Directions »
Copy out every record below with complete accuracy.

Input rows »
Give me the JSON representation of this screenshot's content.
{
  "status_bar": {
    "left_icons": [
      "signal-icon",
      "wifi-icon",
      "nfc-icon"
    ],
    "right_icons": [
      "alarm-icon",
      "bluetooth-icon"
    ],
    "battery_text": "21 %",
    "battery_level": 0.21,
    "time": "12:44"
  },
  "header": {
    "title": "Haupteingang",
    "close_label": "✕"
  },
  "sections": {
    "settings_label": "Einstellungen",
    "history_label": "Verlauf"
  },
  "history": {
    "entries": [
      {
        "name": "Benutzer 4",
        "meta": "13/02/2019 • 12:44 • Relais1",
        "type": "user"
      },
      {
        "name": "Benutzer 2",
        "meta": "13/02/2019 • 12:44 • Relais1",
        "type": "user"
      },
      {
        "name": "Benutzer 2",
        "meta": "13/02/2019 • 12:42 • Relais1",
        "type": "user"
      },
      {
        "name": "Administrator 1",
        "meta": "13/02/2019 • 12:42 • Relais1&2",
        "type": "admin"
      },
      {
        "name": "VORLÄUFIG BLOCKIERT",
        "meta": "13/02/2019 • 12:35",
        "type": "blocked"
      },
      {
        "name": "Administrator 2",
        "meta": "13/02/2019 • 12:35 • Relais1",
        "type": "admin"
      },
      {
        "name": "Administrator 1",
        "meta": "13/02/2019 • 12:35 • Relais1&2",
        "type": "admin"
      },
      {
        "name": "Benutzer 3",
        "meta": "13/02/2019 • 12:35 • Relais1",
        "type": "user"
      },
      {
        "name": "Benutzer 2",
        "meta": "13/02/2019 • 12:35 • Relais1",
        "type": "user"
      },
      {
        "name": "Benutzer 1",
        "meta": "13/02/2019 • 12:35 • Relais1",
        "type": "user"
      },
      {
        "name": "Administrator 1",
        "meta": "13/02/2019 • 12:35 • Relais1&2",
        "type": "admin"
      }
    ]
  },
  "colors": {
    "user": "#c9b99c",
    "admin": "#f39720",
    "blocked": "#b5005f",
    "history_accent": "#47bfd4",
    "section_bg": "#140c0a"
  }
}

Response to this exercise »
Give me the JSON representation of this screenshot's content.
{
  "status_bar": {
    "left_icons": [
      "signal-icon",
      "wifi-icon",
      "nfc-icon"
    ],
    "right_icons": [
      "alarm-icon",
      "bluetooth-icon"
    ],
    "battery_text": "21 %",
    "battery_level": 0.21,
    "time": "12:44"
  },
  "header": {
    "title": "Haupteingang",
    "close_label": "✕"
  },
  "sections": {
    "settings_label": "Einstellungen",
    "history_label": "Verlauf"
  },
  "history": {
    "entries": [
      {
        "name": "Benutzer 4",
        "meta": "13/02/2019 • 12:44 • Relais1",
        "type": "user"
      },
      {
        "name": "Benutzer 2",
        "meta": "13/02/2019 • 12:44 • Relais1",
        "type": "user"
      },
      {
        "name": "Benutzer 2",
        "meta": "13/02/2019 • 12:42 • Relais1",
        "type": "user"
      },
      {
        "name": "Administrator 1",
        "meta": "13/02/2019 • 12:42 • Relais1&2",
        "type": "admin"
      },
      {
        "name": "VORLÄUFIG BLOCKIERT",
        "meta": "13/02/2019 • 12:35",
        "type": "blocked"
      },
      {
        "name": "Administrator 2",
        "meta": "13/02/2019 • 12:35 • Relais1",
        "type": "admin"
      },
      {
        "name": "Administrator 1",
        "meta": "13/02/2019 • 12:35 • Relais1&2",
        "type": "admin"
      },
      {
        "name": "Benutzer 3",
        "meta": "13/02/2019 • 12:35 • Relais1",
        "type": "user"
      },
      {
        "name": "Benutzer 2",
        "meta": "13/02/2019 • 12:35 • Relais1",
        "type": "user"
      },
      {
        "name": "Benutzer 1",
        "meta": "13/02/2019 • 12:35 • Relais1",
        "type": "user"
      },
      {
        "name": "Administrator 1",
        "meta": "13/02/2019 • 12:35 • Relais1&2",
        "type": "admin"
      }
    ]
  },
  "colors": {
    "user": "#c9b99c",
    "admin": "#f39720",
    "blocked": "#b5005f",
    "history_accent": "#47bfd4",
    "section_bg": "#140c0a"
  }
}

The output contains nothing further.